--- START OF Items ---

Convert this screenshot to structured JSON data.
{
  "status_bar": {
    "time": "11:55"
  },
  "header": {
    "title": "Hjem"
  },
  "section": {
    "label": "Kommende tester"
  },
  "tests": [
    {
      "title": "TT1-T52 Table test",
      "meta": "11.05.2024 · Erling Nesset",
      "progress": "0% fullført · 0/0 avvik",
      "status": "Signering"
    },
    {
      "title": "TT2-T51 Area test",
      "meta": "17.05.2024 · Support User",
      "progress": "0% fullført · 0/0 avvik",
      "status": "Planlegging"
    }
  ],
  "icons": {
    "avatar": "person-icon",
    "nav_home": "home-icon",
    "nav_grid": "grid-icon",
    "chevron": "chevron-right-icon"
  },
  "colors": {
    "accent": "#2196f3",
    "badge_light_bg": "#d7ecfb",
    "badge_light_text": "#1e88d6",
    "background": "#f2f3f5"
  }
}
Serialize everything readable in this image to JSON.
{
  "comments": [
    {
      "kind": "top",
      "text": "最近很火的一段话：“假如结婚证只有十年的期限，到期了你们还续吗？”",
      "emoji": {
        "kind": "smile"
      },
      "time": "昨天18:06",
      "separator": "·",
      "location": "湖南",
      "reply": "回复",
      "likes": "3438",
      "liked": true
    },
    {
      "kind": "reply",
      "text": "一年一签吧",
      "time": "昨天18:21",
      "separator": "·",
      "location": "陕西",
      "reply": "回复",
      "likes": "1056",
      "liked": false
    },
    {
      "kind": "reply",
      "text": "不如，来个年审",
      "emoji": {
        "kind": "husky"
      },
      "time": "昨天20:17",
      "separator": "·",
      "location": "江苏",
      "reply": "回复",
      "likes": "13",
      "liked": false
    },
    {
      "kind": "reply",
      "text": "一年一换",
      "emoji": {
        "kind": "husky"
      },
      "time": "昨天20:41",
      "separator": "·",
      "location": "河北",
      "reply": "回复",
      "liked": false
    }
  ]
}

--- END OF Items ---

• _Goal_: Identify lines with the string "this". Copy each one.

• _Written response_:
Convert this screenshot to structured JSON data.
Serialize everything readable in this image to JSON.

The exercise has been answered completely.